• _SET EXERCISE_
Identify every line in the records below that contains the word "signal", and reproduce each one.

########

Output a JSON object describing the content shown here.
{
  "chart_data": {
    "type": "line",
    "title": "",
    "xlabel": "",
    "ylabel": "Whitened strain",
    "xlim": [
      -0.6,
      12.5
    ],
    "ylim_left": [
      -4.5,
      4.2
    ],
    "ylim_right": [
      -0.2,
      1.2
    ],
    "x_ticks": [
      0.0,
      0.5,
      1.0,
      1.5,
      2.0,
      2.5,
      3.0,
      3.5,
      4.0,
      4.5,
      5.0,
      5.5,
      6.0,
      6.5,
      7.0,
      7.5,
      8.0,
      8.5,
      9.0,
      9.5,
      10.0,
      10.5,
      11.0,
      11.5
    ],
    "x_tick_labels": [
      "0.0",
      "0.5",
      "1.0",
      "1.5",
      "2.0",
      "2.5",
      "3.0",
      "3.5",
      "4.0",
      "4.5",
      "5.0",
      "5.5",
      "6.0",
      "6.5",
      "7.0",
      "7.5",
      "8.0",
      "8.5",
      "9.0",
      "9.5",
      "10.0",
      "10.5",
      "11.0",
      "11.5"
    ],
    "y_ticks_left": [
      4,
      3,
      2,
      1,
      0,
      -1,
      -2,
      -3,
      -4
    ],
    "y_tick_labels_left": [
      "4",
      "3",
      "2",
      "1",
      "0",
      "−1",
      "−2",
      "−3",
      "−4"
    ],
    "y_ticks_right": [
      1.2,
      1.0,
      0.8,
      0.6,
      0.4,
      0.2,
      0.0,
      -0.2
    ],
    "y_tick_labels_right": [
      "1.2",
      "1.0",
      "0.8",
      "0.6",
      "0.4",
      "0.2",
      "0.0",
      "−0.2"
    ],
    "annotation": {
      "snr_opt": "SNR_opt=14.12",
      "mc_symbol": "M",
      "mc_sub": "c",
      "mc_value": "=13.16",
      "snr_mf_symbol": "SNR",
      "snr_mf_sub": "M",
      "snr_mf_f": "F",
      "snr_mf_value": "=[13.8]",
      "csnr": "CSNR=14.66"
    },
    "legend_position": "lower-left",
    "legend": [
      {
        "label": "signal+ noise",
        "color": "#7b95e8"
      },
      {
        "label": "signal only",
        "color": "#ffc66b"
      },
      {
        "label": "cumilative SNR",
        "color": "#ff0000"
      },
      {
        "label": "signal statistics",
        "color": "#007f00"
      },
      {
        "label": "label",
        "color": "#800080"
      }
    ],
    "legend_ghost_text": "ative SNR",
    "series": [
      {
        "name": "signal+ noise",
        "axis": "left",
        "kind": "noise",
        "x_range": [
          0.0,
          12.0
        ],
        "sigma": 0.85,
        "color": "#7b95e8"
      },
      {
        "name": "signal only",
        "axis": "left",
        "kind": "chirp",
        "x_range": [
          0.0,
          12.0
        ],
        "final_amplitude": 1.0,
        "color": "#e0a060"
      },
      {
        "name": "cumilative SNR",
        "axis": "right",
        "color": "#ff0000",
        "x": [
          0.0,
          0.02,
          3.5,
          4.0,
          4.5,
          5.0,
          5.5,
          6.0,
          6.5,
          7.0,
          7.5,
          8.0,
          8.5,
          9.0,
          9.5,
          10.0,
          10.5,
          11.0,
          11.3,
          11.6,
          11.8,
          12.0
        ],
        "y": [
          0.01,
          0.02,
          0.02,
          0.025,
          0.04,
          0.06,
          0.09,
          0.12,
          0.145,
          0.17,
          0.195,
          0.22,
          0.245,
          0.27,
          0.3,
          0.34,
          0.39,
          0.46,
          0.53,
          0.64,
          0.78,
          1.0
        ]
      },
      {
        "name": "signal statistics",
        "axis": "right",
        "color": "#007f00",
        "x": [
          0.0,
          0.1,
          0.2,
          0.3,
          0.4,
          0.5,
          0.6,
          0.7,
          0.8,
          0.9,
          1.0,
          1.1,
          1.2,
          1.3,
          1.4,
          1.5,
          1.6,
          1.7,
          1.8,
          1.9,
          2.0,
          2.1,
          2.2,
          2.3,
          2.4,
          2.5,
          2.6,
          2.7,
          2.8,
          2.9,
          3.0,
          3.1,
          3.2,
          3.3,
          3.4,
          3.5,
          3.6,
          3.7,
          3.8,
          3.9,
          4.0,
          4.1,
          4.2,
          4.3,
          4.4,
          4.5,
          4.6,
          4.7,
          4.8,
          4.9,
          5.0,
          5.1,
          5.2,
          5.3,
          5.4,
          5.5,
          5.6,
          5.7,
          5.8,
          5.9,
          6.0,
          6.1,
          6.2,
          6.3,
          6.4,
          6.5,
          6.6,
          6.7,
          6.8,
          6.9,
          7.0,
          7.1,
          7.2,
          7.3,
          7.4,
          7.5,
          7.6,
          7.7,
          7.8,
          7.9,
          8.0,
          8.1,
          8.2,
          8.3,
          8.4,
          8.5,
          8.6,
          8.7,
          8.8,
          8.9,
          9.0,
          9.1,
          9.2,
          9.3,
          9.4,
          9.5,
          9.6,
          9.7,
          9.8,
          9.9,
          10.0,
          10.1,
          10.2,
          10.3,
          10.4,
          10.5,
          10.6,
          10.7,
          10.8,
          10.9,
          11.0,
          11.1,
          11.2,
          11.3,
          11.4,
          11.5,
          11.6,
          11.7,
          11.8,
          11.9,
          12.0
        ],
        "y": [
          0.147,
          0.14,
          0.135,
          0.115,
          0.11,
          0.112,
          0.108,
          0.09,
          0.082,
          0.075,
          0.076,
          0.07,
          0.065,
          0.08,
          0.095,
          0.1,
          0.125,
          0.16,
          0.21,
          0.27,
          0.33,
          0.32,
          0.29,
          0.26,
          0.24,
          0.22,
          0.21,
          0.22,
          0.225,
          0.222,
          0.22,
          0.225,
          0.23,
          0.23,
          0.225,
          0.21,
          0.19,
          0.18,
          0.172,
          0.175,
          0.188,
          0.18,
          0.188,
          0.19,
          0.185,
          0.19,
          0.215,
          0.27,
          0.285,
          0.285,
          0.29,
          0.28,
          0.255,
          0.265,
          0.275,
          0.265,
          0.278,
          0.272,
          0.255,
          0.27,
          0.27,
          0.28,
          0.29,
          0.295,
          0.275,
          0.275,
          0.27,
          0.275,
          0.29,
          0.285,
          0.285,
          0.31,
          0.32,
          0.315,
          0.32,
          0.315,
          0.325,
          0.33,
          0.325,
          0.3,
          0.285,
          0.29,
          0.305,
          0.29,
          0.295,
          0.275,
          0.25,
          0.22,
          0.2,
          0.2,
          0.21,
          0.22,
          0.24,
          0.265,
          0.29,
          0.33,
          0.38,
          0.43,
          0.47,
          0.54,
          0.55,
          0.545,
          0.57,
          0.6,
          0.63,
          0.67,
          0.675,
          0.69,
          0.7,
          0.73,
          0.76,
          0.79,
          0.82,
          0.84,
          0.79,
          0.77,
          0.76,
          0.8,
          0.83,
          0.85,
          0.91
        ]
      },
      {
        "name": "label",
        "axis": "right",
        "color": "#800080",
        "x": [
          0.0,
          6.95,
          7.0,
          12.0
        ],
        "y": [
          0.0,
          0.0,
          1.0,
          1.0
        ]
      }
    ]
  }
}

########

• _RESULT OF THE TASK_
        "label": "signal+ noise",
        "label": "signal only",
        "label": "signal statistics",
        "name": "signal+ noise",
        "name": "signal only",
        "name": "signal statistics",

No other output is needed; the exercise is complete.